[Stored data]

-- begin --

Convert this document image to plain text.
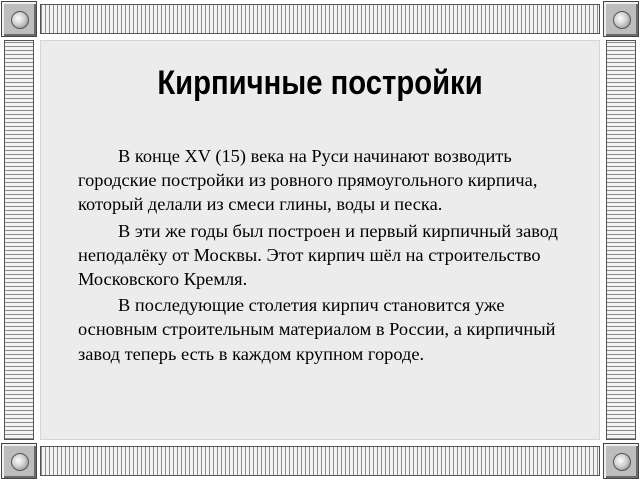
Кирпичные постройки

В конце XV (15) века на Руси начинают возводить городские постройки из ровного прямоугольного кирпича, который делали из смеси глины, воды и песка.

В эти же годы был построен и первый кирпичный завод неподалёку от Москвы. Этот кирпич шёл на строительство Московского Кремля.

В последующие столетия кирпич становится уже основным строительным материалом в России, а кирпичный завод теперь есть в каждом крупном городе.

-- end --
-- begin --

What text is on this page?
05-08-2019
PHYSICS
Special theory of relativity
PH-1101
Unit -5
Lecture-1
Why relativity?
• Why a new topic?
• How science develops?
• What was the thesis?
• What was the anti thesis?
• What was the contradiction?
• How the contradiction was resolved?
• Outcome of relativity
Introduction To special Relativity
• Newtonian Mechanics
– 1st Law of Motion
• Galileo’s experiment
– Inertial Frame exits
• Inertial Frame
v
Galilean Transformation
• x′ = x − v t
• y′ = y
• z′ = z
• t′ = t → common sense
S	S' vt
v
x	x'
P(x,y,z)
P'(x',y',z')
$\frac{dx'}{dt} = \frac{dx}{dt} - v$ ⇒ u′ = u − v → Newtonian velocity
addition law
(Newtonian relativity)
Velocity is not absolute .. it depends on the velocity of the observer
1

-- end --

● **Given task**:
Copy each line of the records containing the string "this".

● **Complete answer**:
Convert this document image to plain text.
What text is on this page?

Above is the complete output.